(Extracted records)
· · · ·
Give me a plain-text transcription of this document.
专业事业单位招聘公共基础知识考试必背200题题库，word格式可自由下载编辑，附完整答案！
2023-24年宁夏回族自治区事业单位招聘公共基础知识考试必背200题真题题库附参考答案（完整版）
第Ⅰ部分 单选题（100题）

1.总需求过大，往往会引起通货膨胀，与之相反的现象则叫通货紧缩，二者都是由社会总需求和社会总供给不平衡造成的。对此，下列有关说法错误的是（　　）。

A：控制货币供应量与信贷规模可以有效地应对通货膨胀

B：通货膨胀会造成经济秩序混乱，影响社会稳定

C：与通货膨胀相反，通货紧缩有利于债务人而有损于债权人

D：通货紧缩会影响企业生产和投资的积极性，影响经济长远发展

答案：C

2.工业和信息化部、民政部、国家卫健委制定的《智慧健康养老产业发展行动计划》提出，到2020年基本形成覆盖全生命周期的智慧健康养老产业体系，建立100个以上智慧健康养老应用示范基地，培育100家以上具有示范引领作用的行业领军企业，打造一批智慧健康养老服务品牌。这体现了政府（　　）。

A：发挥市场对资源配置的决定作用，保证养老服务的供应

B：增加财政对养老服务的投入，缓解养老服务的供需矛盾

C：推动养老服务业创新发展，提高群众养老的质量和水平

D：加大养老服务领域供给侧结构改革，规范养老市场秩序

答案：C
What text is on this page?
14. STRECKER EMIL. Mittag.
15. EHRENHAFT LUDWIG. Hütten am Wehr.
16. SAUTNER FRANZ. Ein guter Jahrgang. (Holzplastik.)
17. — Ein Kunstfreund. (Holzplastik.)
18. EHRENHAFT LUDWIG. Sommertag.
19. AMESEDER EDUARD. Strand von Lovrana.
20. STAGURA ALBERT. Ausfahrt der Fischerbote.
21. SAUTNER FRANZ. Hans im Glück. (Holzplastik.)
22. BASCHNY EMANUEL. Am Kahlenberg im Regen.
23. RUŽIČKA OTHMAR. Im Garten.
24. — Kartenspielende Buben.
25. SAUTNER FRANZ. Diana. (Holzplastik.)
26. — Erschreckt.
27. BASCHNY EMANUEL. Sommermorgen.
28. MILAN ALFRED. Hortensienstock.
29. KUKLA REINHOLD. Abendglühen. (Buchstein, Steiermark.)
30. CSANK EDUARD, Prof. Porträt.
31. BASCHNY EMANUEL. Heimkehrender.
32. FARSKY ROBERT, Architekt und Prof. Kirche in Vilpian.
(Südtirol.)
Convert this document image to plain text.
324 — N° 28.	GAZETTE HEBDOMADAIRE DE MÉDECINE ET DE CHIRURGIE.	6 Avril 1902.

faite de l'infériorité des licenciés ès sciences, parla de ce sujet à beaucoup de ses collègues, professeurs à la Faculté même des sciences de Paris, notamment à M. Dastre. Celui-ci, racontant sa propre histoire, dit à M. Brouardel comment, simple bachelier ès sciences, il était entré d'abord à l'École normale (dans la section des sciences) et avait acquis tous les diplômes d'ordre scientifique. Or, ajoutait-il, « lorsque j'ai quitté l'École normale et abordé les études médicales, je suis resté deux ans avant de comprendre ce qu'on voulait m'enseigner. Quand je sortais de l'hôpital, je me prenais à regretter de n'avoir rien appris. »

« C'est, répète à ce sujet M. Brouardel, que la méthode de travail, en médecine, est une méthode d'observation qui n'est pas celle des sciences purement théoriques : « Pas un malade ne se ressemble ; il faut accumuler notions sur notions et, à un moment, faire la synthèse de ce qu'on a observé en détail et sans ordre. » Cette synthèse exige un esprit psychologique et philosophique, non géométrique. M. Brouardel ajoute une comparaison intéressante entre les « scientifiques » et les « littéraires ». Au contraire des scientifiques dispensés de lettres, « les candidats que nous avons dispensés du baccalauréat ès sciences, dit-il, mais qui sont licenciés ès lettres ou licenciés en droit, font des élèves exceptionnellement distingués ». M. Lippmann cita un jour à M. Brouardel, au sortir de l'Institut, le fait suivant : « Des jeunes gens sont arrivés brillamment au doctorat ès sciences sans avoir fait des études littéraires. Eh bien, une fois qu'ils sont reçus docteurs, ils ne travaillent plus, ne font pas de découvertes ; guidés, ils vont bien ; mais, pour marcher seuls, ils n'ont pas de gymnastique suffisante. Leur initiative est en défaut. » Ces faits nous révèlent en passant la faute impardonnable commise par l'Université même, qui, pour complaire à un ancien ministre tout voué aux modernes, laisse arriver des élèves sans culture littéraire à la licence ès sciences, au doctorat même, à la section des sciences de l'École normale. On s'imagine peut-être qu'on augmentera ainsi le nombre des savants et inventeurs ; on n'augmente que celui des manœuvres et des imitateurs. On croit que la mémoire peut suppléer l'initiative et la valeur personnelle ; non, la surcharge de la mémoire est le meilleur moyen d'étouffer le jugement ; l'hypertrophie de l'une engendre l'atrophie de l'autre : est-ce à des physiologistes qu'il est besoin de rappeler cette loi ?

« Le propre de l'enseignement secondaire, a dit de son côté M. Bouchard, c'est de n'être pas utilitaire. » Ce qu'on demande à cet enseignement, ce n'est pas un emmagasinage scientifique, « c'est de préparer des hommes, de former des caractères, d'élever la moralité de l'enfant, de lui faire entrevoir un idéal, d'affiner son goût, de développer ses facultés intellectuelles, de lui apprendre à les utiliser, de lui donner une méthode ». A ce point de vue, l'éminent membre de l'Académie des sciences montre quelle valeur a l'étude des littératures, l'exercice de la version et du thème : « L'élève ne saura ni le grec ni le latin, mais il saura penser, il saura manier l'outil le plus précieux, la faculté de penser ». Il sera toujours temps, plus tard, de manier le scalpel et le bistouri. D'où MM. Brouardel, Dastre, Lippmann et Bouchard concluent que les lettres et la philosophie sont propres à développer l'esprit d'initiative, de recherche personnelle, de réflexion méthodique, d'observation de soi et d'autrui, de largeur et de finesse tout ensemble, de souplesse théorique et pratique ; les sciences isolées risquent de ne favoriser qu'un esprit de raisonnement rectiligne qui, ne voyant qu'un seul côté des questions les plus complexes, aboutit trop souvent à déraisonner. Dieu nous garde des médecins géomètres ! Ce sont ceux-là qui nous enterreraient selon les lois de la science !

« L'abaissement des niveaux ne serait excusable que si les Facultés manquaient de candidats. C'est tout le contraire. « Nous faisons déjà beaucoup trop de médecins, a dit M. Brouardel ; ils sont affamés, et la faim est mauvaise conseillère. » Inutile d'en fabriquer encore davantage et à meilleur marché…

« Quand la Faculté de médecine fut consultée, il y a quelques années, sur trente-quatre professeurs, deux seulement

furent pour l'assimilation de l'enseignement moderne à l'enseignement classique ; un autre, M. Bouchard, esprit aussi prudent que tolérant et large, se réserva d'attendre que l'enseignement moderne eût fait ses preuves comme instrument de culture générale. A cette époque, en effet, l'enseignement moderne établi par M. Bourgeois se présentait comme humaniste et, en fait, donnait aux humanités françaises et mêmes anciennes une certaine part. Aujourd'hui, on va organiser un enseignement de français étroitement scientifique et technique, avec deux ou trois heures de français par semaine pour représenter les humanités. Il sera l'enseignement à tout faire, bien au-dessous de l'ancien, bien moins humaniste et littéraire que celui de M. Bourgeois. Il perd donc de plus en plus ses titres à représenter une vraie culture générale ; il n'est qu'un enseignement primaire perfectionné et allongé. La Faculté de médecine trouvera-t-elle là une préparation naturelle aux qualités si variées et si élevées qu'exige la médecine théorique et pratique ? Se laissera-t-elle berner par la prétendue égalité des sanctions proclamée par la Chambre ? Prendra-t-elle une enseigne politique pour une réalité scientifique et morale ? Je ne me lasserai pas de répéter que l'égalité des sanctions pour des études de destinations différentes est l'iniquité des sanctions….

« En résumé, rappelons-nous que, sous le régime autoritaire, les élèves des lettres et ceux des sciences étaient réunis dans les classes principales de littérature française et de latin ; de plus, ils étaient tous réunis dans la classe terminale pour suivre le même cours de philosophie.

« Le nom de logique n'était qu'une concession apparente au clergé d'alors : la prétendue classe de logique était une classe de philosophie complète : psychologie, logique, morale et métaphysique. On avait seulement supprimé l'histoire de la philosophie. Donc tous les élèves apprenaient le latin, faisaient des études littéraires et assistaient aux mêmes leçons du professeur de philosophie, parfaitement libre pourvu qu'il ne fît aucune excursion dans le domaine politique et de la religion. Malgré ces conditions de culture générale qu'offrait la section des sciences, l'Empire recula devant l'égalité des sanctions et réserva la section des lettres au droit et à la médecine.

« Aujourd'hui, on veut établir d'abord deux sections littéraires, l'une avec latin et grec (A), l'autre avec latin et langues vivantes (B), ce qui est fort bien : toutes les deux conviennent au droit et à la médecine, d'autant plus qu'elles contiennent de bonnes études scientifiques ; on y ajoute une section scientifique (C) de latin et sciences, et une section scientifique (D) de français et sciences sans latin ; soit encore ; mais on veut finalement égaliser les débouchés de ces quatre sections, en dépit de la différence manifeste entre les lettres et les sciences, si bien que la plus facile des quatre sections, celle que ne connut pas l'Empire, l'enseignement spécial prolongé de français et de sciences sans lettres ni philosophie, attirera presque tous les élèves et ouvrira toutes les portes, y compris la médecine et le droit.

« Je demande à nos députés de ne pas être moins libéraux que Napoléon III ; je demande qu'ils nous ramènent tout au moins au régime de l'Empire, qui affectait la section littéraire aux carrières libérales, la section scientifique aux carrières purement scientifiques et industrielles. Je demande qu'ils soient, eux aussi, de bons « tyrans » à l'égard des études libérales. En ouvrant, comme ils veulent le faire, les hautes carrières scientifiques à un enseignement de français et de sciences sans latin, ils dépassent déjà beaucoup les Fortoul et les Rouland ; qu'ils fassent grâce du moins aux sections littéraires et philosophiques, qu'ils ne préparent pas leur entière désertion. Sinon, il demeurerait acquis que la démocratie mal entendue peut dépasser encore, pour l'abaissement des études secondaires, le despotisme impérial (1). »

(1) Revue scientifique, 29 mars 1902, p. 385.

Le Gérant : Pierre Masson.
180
· · · ·
Give only the number of lines in the records that include the word "SAUTNER".

** SOLVED EXERCISE **
3